▶ **What this task involves**
Go through the records below line by line. Count the lines with "黑龙江三水律师事务所律师" and give the count alone.

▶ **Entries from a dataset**
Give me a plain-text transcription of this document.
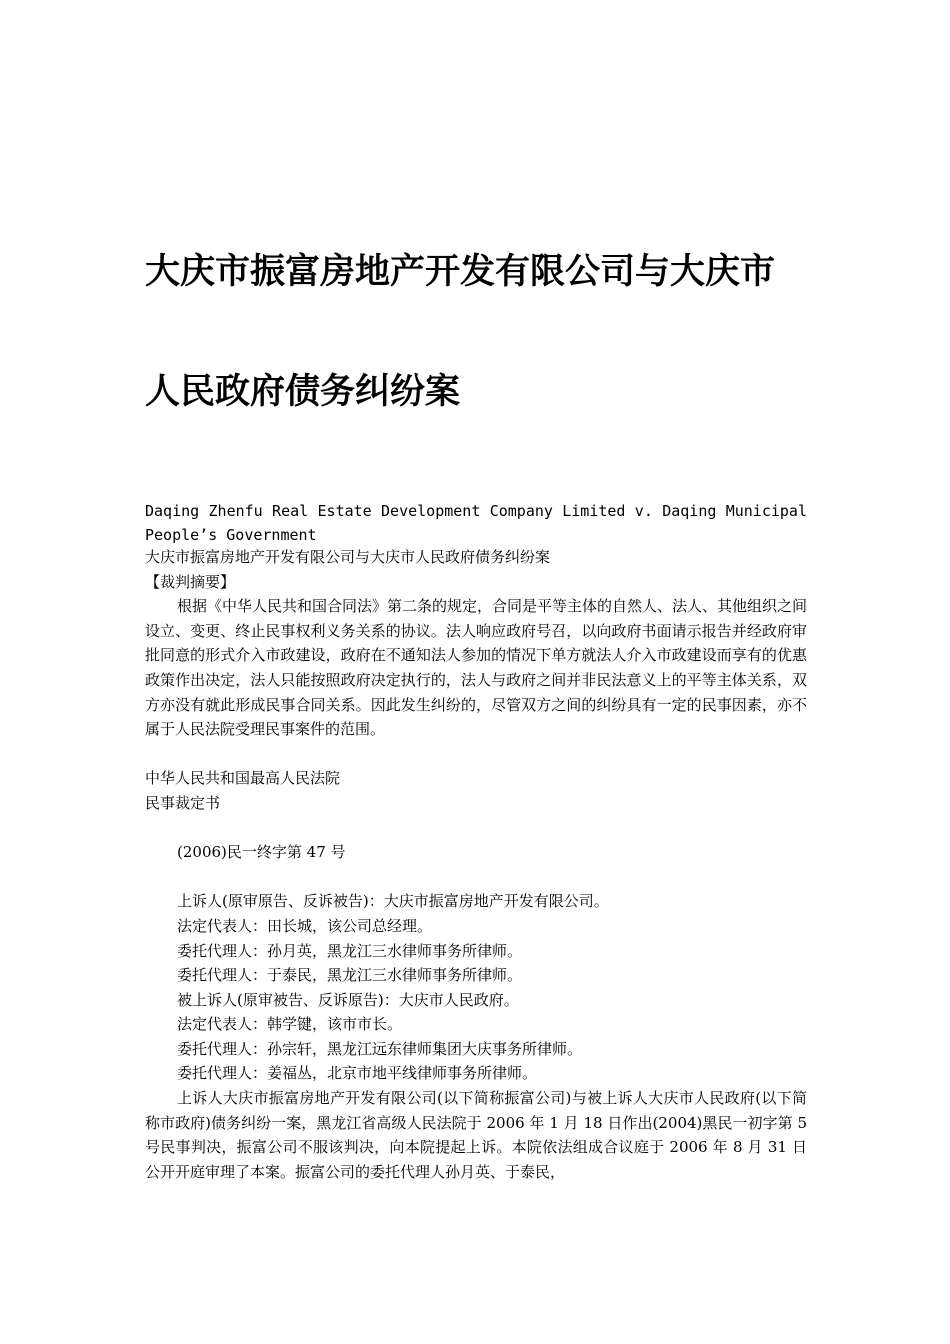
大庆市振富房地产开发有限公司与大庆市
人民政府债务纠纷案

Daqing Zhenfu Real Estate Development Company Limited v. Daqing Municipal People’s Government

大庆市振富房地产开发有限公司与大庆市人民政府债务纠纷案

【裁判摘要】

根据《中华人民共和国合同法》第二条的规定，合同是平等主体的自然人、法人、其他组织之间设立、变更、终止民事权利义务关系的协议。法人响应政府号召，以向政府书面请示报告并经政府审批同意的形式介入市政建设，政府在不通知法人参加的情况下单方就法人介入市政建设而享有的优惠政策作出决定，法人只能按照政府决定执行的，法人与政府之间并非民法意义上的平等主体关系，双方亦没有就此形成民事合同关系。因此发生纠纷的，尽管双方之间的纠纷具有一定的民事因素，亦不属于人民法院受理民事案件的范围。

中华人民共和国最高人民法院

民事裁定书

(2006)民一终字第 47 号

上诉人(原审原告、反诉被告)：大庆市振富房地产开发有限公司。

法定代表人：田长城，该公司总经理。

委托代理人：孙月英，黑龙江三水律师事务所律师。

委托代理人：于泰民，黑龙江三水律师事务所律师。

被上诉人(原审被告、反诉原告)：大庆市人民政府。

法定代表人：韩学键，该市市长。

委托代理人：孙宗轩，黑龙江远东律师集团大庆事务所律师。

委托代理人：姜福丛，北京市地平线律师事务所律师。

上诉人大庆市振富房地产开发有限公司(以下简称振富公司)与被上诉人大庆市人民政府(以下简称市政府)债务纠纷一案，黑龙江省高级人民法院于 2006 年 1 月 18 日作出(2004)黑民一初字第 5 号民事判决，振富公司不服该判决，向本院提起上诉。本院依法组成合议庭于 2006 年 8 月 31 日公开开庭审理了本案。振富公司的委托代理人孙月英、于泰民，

▶ **Right answer**
2